In the entries below, find the lines that contain the word "traitée" and copy them.

* begin *

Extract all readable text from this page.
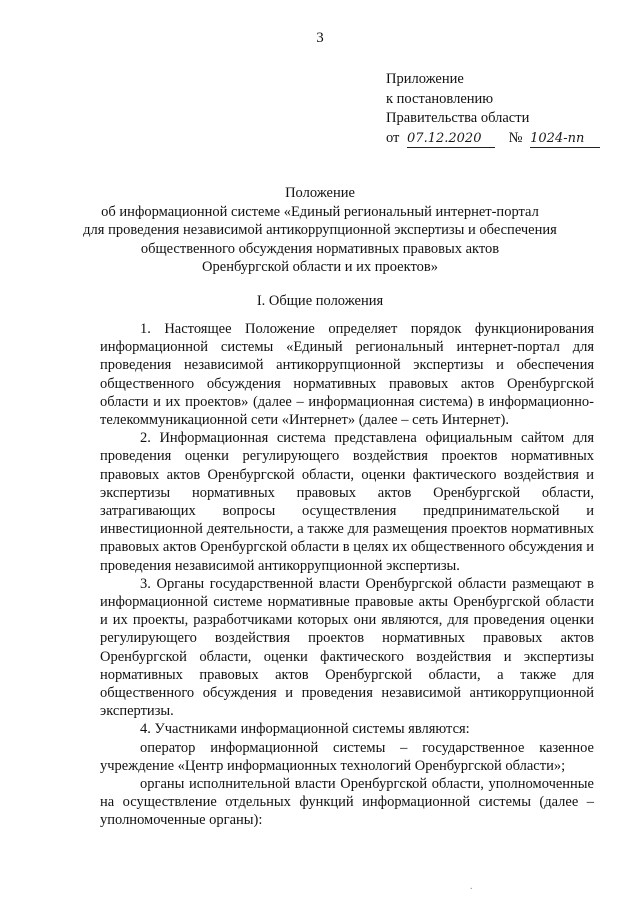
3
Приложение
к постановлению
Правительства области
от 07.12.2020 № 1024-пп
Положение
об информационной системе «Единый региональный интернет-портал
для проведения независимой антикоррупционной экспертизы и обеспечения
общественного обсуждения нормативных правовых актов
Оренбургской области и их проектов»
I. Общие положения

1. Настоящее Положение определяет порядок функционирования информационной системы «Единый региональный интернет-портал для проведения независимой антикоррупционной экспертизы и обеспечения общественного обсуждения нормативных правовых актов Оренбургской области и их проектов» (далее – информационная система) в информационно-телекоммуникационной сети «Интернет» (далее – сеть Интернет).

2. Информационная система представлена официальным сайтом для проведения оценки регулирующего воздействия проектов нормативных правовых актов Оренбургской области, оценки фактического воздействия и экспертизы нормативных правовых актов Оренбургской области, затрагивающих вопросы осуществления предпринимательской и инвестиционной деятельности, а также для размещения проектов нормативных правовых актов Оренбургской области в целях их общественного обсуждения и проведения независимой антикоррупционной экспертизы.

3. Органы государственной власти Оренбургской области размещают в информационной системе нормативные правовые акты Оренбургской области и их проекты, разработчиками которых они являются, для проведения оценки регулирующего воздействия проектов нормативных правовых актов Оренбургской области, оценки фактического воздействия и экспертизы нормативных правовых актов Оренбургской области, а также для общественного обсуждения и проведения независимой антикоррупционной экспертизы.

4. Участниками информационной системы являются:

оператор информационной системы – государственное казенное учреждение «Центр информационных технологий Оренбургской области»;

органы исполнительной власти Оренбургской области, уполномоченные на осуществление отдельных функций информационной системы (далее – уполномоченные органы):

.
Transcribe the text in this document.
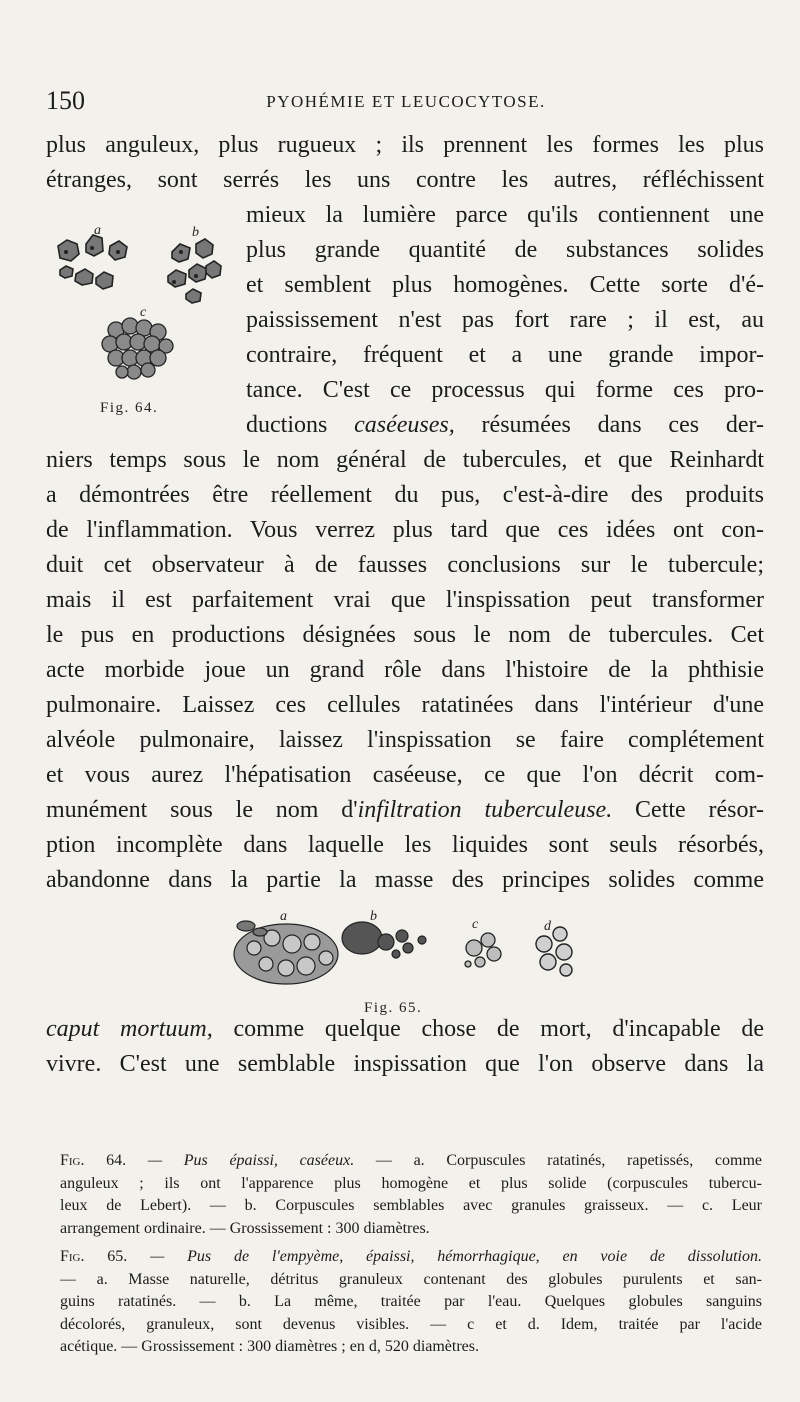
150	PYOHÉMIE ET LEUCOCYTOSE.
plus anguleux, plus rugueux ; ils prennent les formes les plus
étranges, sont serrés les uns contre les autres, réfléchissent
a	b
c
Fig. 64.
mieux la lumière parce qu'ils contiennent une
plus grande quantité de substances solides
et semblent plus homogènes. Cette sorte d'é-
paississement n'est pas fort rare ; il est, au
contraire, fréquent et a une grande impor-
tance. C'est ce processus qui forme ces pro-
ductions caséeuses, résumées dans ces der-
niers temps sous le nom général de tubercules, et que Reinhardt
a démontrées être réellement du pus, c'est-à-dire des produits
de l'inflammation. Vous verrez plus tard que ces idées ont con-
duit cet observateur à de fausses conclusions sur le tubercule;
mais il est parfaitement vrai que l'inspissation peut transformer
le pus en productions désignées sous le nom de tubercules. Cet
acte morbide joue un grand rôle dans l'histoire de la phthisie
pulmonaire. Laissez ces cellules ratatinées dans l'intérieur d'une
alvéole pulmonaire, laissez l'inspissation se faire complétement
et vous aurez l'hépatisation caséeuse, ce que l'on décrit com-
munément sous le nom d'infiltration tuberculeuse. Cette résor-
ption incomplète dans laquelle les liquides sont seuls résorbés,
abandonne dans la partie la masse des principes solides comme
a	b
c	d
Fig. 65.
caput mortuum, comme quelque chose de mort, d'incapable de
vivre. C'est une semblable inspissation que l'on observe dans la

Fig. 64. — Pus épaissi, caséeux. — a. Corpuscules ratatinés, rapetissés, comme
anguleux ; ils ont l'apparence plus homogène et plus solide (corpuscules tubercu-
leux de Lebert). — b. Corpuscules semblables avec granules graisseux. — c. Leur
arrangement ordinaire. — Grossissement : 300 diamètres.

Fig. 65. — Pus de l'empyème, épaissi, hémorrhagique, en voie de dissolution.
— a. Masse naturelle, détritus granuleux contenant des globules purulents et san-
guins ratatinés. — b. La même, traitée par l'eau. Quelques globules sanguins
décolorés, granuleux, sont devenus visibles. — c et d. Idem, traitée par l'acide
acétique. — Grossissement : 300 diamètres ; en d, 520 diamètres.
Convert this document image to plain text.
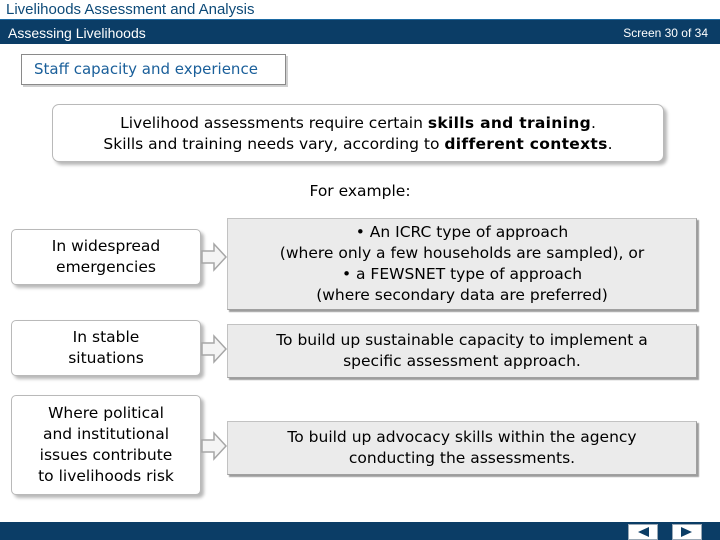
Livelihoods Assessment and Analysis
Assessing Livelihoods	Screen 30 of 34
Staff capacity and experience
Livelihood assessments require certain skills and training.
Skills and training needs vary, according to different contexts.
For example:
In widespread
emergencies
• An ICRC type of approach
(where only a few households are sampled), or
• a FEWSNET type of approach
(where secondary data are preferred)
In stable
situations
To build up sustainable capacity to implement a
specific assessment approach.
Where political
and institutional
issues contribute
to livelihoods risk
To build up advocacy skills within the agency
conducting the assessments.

* end *
* begin *

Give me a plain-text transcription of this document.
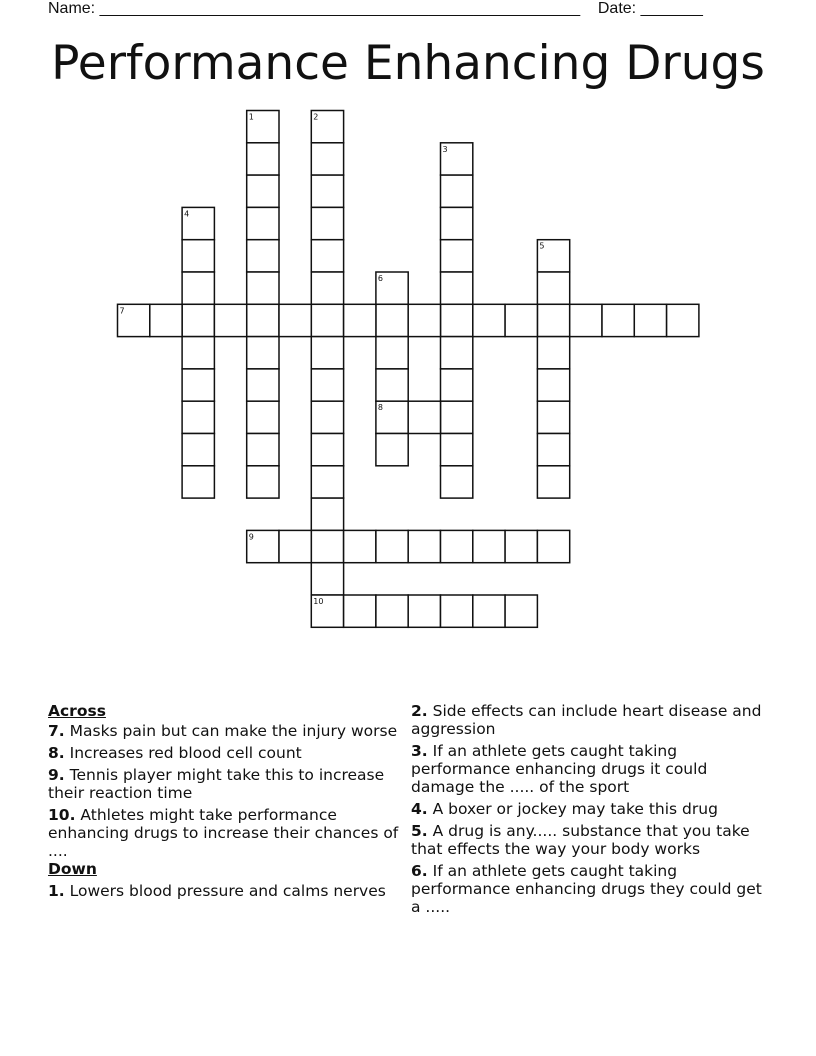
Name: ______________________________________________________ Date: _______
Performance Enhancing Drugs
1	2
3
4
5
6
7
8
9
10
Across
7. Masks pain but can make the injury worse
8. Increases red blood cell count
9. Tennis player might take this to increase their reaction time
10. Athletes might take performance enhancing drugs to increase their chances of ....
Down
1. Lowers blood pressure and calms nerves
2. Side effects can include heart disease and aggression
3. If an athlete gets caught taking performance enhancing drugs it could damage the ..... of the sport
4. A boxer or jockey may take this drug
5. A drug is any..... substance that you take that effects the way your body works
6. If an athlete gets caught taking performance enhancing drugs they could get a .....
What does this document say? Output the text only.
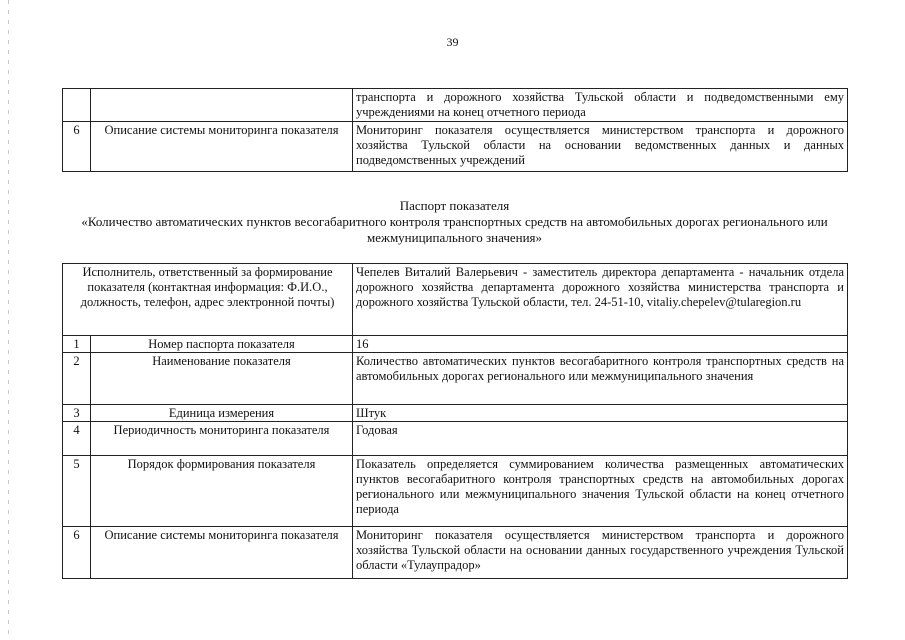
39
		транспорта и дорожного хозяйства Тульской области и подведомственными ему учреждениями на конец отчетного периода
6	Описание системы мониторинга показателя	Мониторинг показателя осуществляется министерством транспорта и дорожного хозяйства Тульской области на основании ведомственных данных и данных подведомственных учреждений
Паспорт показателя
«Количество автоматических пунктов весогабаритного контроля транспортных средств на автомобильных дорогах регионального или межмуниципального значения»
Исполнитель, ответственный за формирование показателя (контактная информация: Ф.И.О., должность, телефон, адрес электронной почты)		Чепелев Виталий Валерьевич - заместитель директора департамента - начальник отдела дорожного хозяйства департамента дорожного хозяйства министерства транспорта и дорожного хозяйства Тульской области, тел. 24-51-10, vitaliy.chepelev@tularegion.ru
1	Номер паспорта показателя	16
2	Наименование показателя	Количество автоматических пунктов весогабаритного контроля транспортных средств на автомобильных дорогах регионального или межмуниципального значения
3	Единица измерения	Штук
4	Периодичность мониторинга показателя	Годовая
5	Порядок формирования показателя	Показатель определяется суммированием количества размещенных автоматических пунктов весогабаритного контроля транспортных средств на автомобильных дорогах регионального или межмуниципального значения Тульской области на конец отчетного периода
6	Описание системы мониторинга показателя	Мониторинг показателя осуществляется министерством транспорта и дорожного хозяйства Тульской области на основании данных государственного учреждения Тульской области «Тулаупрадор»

* end *

> The output
guins ratatinés. — b. La même, traitée par l'eau. Quelques globules sanguins
décolorés, granuleux, sont devenus visibles. — c et d. Idem, traitée par l'acide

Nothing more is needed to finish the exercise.